— start MATERIAL TO PROCESS —

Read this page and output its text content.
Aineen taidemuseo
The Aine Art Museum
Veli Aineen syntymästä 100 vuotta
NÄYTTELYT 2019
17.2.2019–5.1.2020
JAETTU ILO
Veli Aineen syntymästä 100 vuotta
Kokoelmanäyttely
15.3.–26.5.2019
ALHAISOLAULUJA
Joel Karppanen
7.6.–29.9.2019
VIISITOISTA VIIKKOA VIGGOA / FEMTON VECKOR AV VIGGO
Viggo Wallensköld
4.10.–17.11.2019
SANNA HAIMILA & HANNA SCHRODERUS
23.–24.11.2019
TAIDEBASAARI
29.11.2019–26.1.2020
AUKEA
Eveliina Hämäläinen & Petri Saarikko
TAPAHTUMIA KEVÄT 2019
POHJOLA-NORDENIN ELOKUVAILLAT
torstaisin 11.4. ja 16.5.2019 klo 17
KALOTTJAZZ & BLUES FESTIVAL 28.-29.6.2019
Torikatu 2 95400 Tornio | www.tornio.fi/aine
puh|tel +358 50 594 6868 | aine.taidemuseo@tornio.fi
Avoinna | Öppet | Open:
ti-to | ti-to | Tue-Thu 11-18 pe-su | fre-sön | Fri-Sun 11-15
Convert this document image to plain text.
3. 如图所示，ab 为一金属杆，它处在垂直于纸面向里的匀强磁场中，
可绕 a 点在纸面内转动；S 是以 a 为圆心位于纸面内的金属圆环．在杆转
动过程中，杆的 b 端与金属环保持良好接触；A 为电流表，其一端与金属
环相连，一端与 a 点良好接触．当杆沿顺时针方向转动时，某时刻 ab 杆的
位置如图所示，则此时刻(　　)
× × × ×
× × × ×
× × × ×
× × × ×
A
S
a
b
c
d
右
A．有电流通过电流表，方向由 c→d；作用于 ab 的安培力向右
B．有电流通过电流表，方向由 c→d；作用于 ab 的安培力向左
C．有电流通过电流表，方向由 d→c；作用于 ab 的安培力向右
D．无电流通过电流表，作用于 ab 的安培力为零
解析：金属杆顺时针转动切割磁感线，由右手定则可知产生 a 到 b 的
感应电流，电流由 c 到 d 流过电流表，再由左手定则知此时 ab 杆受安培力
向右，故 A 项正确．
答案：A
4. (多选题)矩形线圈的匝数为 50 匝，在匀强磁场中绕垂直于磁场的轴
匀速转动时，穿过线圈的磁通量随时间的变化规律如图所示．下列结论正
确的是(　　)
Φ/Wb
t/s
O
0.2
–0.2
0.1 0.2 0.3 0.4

— end MATERIAL TO PROCESS —

Say how many lines in this listing hold the string "的安培力向右", giving the count and nothing more.

2